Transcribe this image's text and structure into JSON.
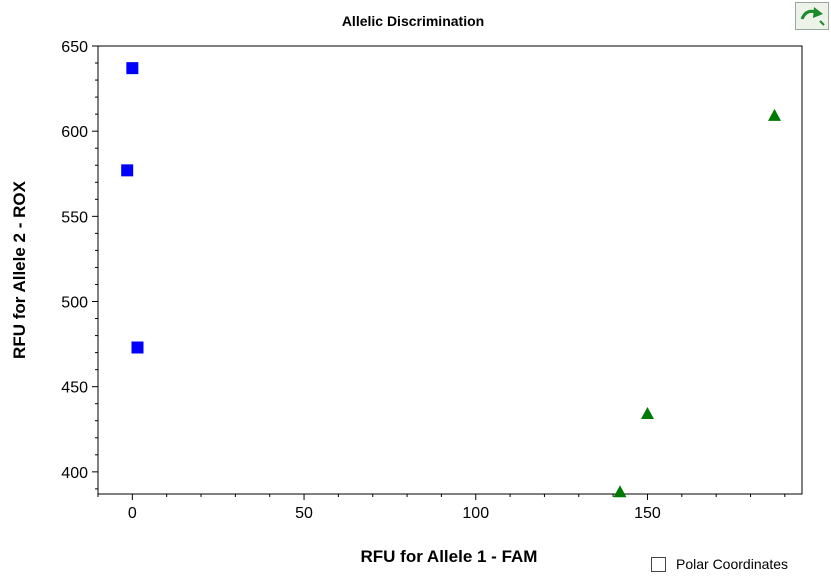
{
  "chart_data": {
    "type": "scatter",
    "title": "Allelic Discrimination",
    "xlabel": "RFU for Allele 1 - FAM",
    "ylabel": "RFU for Allele 2 - ROX",
    "xlim": [
      -10,
      195
    ],
    "ylim": [
      387,
      650
    ],
    "xticks": [
      0,
      50,
      100,
      150
    ],
    "yticks": [
      400,
      450,
      500,
      550,
      600,
      650
    ],
    "grid": false,
    "series": [
      {
        "marker": "square",
        "color": "#0000ff",
        "points": [
          [
            0,
            637
          ],
          [
            -1.5,
            577
          ],
          [
            1.5,
            473
          ]
        ]
      },
      {
        "marker": "triangle",
        "color": "#007a00",
        "points": [
          [
            187,
            609
          ],
          [
            150,
            434
          ],
          [
            142,
            388
          ]
        ]
      }
    ]
  },
  "controls": {
    "polar_label": "Polar Coordinates",
    "polar_checked": false,
    "refresh_icon": "refresh-arrow-icon"
  }
}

--------------------------------------------------

■ Work instructions ■
Write every record out again exactly; no pictures belong in the copy.

■ Exercise solution ■
Transcribe this image's text and structure into JSON.
{
  "chart_data": {
    "type": "scatter",
    "title": "Allelic Discrimination",
    "xlabel": "RFU for Allele 1 - FAM",
    "ylabel": "RFU for Allele 2 - ROX",
    "xlim": [
      -10,
      195
    ],
    "ylim": [
      387,
      650
    ],
    "xticks": [
      0,
      50,
      100,
      150
    ],
    "yticks": [
      400,
      450,
      500,
      550,
      600,
      650
    ],
    "grid": false,
    "series": [
      {
        "marker": "square",
        "color": "#0000ff",
        "points": [
          [
            0,
            637
          ],
          [
            -1.5,
            577
          ],
          [
            1.5,
            473
          ]
        ]
      },
      {
        "marker": "triangle",
        "color": "#007a00",
        "points": [
          [
            187,
            609
          ],
          [
            150,
            434
          ],
          [
            142,
            388
          ]
        ]
      }
    ]
  },
  "controls": {
    "polar_label": "Polar Coordinates",
    "polar_checked": false,
    "refresh_icon": "refresh-arrow-icon"
  }
}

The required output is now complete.